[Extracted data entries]
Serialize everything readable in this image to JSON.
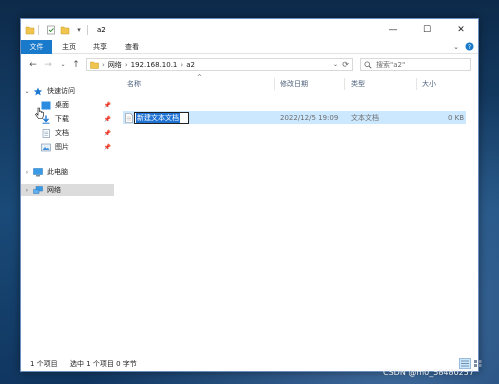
{
  "window": {
    "title": "a2",
    "controls": {
      "minimize": "—",
      "maximize": "☐",
      "close": "✕"
    }
  },
  "ribbon": {
    "tabs": [
      "文件",
      "主页",
      "共享",
      "查看"
    ],
    "expand_icon": "chevron-down-icon",
    "help_icon": "help-icon"
  },
  "address": {
    "breadcrumbs": [
      "网络",
      "192.168.10.1",
      "a2"
    ],
    "search_placeholder": "搜索\"a2\""
  },
  "sidebar": {
    "items": [
      {
        "label": "快速访问",
        "icon": "star-icon",
        "expanded": true
      },
      {
        "label": "桌面",
        "icon": "desktop-icon",
        "pinned": true
      },
      {
        "label": "下载",
        "icon": "download-icon",
        "pinned": true
      },
      {
        "label": "文档",
        "icon": "documents-icon",
        "pinned": true
      },
      {
        "label": "图片",
        "icon": "pictures-icon",
        "pinned": true
      },
      {
        "label": "此电脑",
        "icon": "computer-icon"
      },
      {
        "label": "网络",
        "icon": "network-icon",
        "selected": true
      }
    ]
  },
  "list": {
    "columns": [
      "名称",
      "修改日期",
      "类型",
      "大小"
    ],
    "files": [
      {
        "name": "新建文本文档",
        "modified": "2022/12/5 19:09",
        "type": "文本文档",
        "size": "0 KB",
        "renaming": true
      }
    ]
  },
  "status": {
    "item_count": "1 个项目",
    "selected": "选中 1 个项目 0 字节"
  },
  "watermark": "CSDN @m0_58480257",
  "colors": {
    "accent": "#1979ca",
    "selection": "#cce8ff",
    "text_selection": "#1d72d3"
  }
}
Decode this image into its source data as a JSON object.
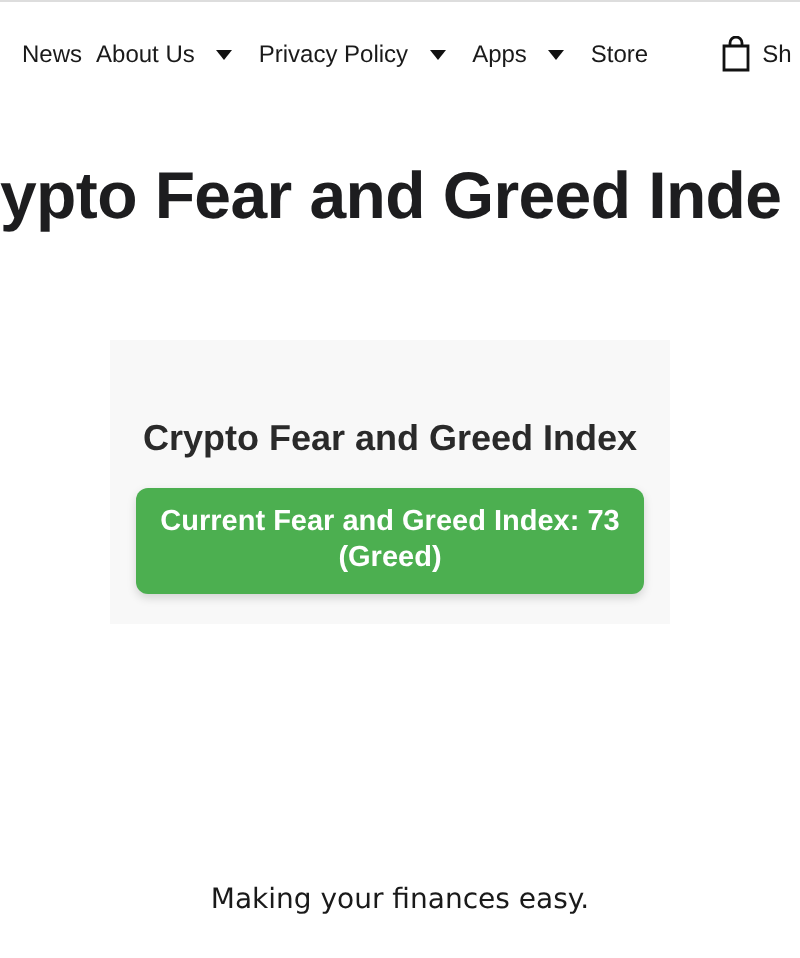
{
  "nav": {
    "items": [
      {
        "label": "News",
        "dropdown": false
      },
      {
        "label": "About Us",
        "dropdown": true
      },
      {
        "label": "Privacy Policy",
        "dropdown": true
      },
      {
        "label": "Apps",
        "dropdown": true
      },
      {
        "label": "Store",
        "dropdown": false
      }
    ],
    "cart_label": "Sh"
  },
  "page_title": "ypto Fear and Greed Inde",
  "widget": {
    "heading": "Crypto Fear and Greed Index",
    "index_banner": "Current Fear and Greed Index: 73 (Greed)"
  },
  "tagline": "Making your finances easy."
}
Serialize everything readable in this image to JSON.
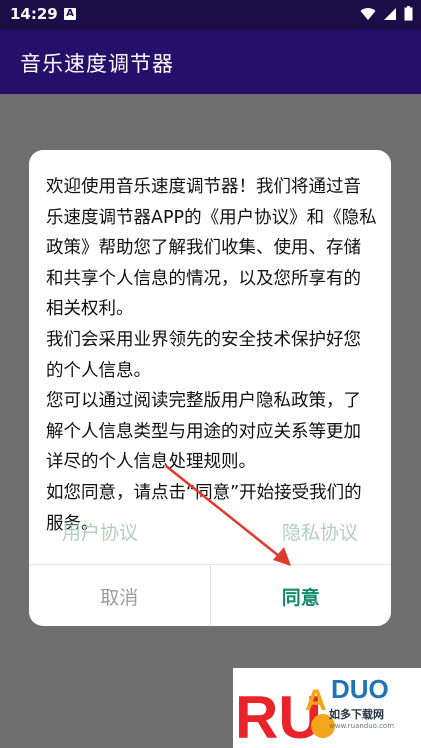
{
  "status_bar": {
    "time": "14:29",
    "notification_glyph": "A"
  },
  "app_bar": {
    "title": "音乐速度调节器"
  },
  "dialog": {
    "paragraphs": [
      "欢迎使用音乐速度调节器！我们将通过音乐速度调节器APP的《用户协议》和《隐私政策》帮助您了解我们收集、使用、存储和共享个人信息的情况，以及您所享有的相关权利。",
      "我们会采用业界领先的安全技术保护好您的个人信息。",
      "您可以通过阅读完整版用户隐私政策，了解个人信息类型与用途的对应关系等更加详尽的个人信息处理规则。",
      "如您同意，请点击“同意”开始接受我们的服务。"
    ],
    "user_agreement_link": "用户协议",
    "privacy_agreement_link": "隐私协议",
    "cancel_label": "取消",
    "agree_label": "同意"
  },
  "watermark": {
    "logo_text": "RUANDUO",
    "cn_text": "如多下载网",
    "url": "www.ruanduo.com"
  },
  "colors": {
    "status_bar": "#1b0d45",
    "app_bar": "#24106b",
    "scrim": "#6f6f6f",
    "agree": "#148a6c",
    "link": "#b2cfbd",
    "arrow": "#e03a2f"
  }
}
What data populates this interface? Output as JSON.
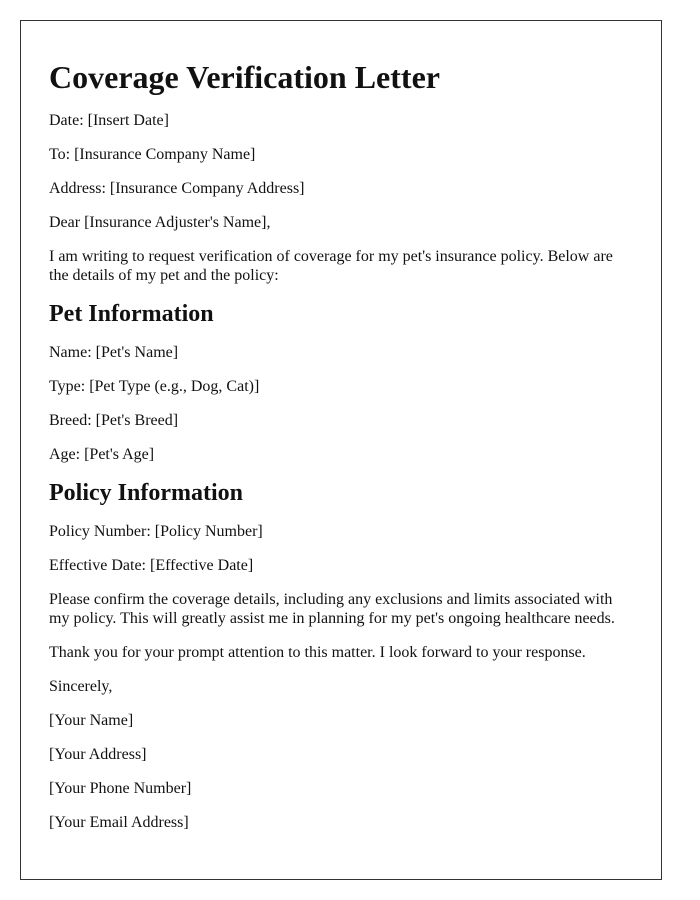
{
  "letter": {
    "title": "Coverage Verification Letter",
    "date": "Date: [Insert Date]",
    "to": "To: [Insurance Company Name]",
    "address": "Address: [Insurance Company Address]",
    "salutation": "Dear [Insurance Adjuster's Name],",
    "intro": "I am writing to request verification of coverage for my pet's insurance policy. Below are the details of my pet and the policy:",
    "pet_section": {
      "heading": "Pet Information",
      "name": "Name: [Pet's Name]",
      "type": "Type: [Pet Type (e.g., Dog, Cat)]",
      "breed": "Breed: [Pet's Breed]",
      "age": "Age: [Pet's Age]"
    },
    "policy_section": {
      "heading": "Policy Information",
      "policy_number": "Policy Number: [Policy Number]",
      "effective_date": "Effective Date: [Effective Date]"
    },
    "request": "Please confirm the coverage details, including any exclusions and limits associated with my policy. This will greatly assist me in planning for my pet's ongoing healthcare needs.",
    "thanks": "Thank you for your prompt attention to this matter. I look forward to your response.",
    "closing": "Sincerely,",
    "signature": {
      "name": "[Your Name]",
      "address": "[Your Address]",
      "phone": "[Your Phone Number]",
      "email": "[Your Email Address]"
    }
  }
}
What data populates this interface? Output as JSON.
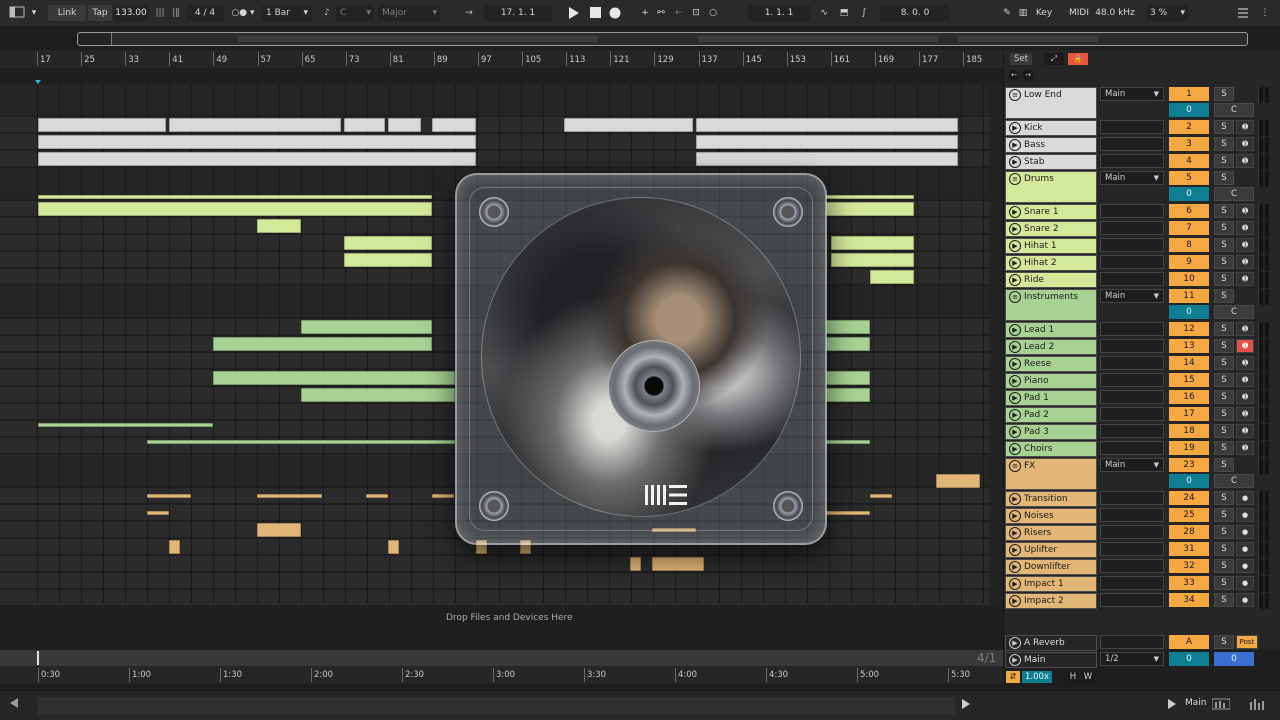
{
  "transport": {
    "link": "Link",
    "tap": "Tap",
    "tempo": "133.00",
    "signature": "4 / 4",
    "quantize": "1 Bar",
    "key": "C",
    "scale": "Major",
    "position": "17.  1.  1",
    "loop_start": "1.  1.  1",
    "loop_length": "8.  0.  0",
    "key_btn": "Key",
    "midi_btn": "MIDI",
    "sample_rate": "48.0 kHz",
    "cpu": "3 %"
  },
  "ruler": [
    "17",
    "25",
    "33",
    "41",
    "49",
    "57",
    "65",
    "73",
    "81",
    "89",
    "97",
    "105",
    "113",
    "121",
    "129",
    "137",
    "145",
    "153",
    "161",
    "169",
    "177",
    "185"
  ],
  "time_ruler": [
    "0:30",
    "1:00",
    "1:30",
    "2:00",
    "2:30",
    "3:00",
    "3:30",
    "4:00",
    "4:30",
    "5:00",
    "5:30"
  ],
  "loop_position": "4/1",
  "drop_text": "Drop Files and Devices Here",
  "colors": {
    "white_group": "#d9d9d9",
    "drums": "#d4e89a",
    "instruments": "#a7d293",
    "fx": "#e1b677",
    "accent_orange": "#f5a742",
    "teal": "#0e7e93",
    "arm_red": "#e6504a"
  },
  "mixer": {
    "set": "Set",
    "tracks": [
      {
        "name": "Low End",
        "type": "group",
        "route": "Main",
        "num": "1",
        "vol": "0",
        "color": "#d9d9d9"
      },
      {
        "name": "Kick",
        "type": "track",
        "num": "2",
        "color": "#d9d9d9"
      },
      {
        "name": "Bass",
        "type": "track",
        "num": "3",
        "color": "#d9d9d9"
      },
      {
        "name": "Stab",
        "type": "track",
        "num": "4",
        "color": "#d9d9d9"
      },
      {
        "name": "Drums",
        "type": "group",
        "route": "Main",
        "num": "5",
        "vol": "0",
        "color": "#d4e89a"
      },
      {
        "name": "Snare 1",
        "type": "track",
        "num": "6",
        "color": "#d4e89a"
      },
      {
        "name": "Snare 2",
        "type": "track",
        "num": "7",
        "color": "#d4e89a"
      },
      {
        "name": "Hihat 1",
        "type": "track",
        "num": "8",
        "color": "#d4e89a"
      },
      {
        "name": "Hihat 2",
        "type": "track",
        "num": "9",
        "color": "#d4e89a"
      },
      {
        "name": "Ride",
        "type": "track",
        "num": "10",
        "color": "#d4e89a"
      },
      {
        "name": "Instruments",
        "type": "group",
        "route": "Main",
        "num": "11",
        "vol": "0",
        "color": "#a7d293"
      },
      {
        "name": "Lead 1",
        "type": "track",
        "num": "12",
        "color": "#a7d293"
      },
      {
        "name": "Lead 2",
        "type": "track",
        "num": "13",
        "color": "#a7d293",
        "armed": true
      },
      {
        "name": "Reese",
        "type": "track",
        "num": "14",
        "color": "#a7d293"
      },
      {
        "name": "Piano",
        "type": "track",
        "num": "15",
        "color": "#a7d293"
      },
      {
        "name": "Pad 1",
        "type": "track",
        "num": "16",
        "color": "#a7d293"
      },
      {
        "name": "Pad 2",
        "type": "track",
        "num": "17",
        "color": "#a7d293"
      },
      {
        "name": "Pad 3",
        "type": "track",
        "num": "18",
        "color": "#a7d293"
      },
      {
        "name": "Choirs",
        "type": "track",
        "num": "19",
        "color": "#a7d293"
      },
      {
        "name": "FX",
        "type": "group",
        "route": "Main",
        "num": "23",
        "vol": "0",
        "color": "#e1b677"
      },
      {
        "name": "Transition",
        "type": "track",
        "num": "24",
        "color": "#e1b677"
      },
      {
        "name": "Noises",
        "type": "track",
        "num": "25",
        "color": "#e1b677"
      },
      {
        "name": "Risers",
        "type": "track",
        "num": "28",
        "color": "#e1b677"
      },
      {
        "name": "Uplifter",
        "type": "track",
        "num": "31",
        "color": "#e1b677"
      },
      {
        "name": "Downlifter",
        "type": "track",
        "num": "32",
        "color": "#e1b677"
      },
      {
        "name": "Impact 1",
        "type": "track",
        "num": "33",
        "color": "#e1b677"
      },
      {
        "name": "Impact 2",
        "type": "track",
        "num": "34",
        "color": "#e1b677"
      }
    ],
    "return_a": {
      "name": "A Reverb",
      "num": "A",
      "post": "Post"
    },
    "main": {
      "name": "Main",
      "route": "1/2",
      "vol": "0",
      "pan": "0"
    },
    "zoom": "1.00x",
    "h_btn": "H",
    "w_btn": "W",
    "solo": "S",
    "cue": "C"
  },
  "status": {
    "main_label": "Main"
  }
}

Short task:
Going through the records above, state how many lines carry "Greed", with no other text.

Solution for this exercise:
3